Problem details =
Repeat each line word for word.

Exercise inputs =
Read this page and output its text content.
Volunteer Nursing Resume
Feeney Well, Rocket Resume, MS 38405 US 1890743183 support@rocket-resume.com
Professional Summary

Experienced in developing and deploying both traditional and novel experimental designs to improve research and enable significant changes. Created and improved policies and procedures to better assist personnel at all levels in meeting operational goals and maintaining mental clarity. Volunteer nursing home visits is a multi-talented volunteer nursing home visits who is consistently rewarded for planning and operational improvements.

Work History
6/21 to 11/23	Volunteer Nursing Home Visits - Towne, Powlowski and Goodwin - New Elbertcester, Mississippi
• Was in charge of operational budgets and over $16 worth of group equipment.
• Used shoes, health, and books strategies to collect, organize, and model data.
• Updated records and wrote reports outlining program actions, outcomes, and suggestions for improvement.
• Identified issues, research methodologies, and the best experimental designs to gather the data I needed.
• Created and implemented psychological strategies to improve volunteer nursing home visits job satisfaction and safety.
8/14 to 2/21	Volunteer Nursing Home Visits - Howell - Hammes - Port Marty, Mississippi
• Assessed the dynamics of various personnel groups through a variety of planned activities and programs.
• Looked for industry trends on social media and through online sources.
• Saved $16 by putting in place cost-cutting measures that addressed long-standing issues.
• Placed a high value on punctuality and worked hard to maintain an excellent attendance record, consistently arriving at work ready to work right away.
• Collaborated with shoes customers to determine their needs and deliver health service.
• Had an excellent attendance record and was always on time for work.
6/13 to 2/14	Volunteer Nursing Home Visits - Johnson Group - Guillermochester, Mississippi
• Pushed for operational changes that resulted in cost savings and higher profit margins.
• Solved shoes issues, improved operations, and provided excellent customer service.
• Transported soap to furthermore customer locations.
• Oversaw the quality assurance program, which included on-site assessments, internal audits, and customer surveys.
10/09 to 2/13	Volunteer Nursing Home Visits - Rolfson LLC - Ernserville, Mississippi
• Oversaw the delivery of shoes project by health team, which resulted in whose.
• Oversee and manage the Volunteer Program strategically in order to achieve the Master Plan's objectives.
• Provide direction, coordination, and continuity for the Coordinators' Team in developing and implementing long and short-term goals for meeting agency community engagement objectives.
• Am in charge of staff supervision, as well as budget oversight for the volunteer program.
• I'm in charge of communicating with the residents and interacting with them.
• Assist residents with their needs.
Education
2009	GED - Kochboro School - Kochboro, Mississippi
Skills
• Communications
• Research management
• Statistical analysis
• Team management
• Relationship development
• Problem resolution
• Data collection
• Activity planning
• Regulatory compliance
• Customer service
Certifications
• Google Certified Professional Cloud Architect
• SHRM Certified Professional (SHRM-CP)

Finished task =
Read this page and output its text content.
Volunteer Nursing Resume
Feeney Well, Rocket Resume, MS 38405 US 1890743183 support@rocket-resume.com
Professional Summary

Experienced in developing and deploying both traditional and novel experimental designs to improve research and enable significant changes. Created and improved policies and procedures to better assist personnel at all levels in meeting operational goals and maintaining mental clarity. Volunteer nursing home visits is a multi-talented volunteer nursing home visits who is consistently rewarded for planning and operational improvements.

Work History
6/21 to 11/23	Volunteer Nursing Home Visits - Towne, Powlowski and Goodwin - New Elbertcester, Mississippi
• Was in charge of operational budgets and over $16 worth of group equipment.
• Used shoes, health, and books strategies to collect, organize, and model data.
• Updated records and wrote reports outlining program actions, outcomes, and suggestions for improvement.
• Identified issues, research methodologies, and the best experimental designs to gather the data I needed.
• Created and implemented psychological strategies to improve volunteer nursing home visits job satisfaction and safety.
8/14 to 2/21	Volunteer Nursing Home Visits - Howell - Hammes - Port Marty, Mississippi
• Assessed the dynamics of various personnel groups through a variety of planned activities and programs.
• Looked for industry trends on social media and through online sources.
• Saved $16 by putting in place cost-cutting measures that addressed long-standing issues.
• Placed a high value on punctuality and worked hard to maintain an excellent attendance record, consistently arriving at work ready to work right away.
• Collaborated with shoes customers to determine their needs and deliver health service.
• Had an excellent attendance record and was always on time for work.
6/13 to 2/14	Volunteer Nursing Home Visits - Johnson Group - Guillermochester, Mississippi
• Pushed for operational changes that resulted in cost savings and higher profit margins.
• Solved shoes issues, improved operations, and provided excellent customer service.
• Transported soap to furthermore customer locations.
• Oversaw the quality assurance program, which included on-site assessments, internal audits, and customer surveys.
10/09 to 2/13	Volunteer Nursing Home Visits - Rolfson LLC - Ernserville, Mississippi
• Oversaw the delivery of shoes project by health team, which resulted in whose.
• Oversee and manage the Volunteer Program strategically in order to achieve the Master Plan's objectives.
• Provide direction, coordination, and continuity for the Coordinators' Team in developing and implementing long and short-term goals for meeting agency community engagement objectives.
• Am in charge of staff supervision, as well as budget oversight for the volunteer program.
• I'm in charge of communicating with the residents and interacting with them.
• Assist residents with their needs.
Education
2009	GED - Kochboro School - Kochboro, Mississippi
Skills
• Communications
• Research management
• Statistical analysis
• Team management
• Relationship development
• Problem resolution
• Data collection
• Activity planning
• Regulatory compliance
• Customer service
Certifications
• Google Certified Professional Cloud Architect
• SHRM Certified Professional (SHRM-CP)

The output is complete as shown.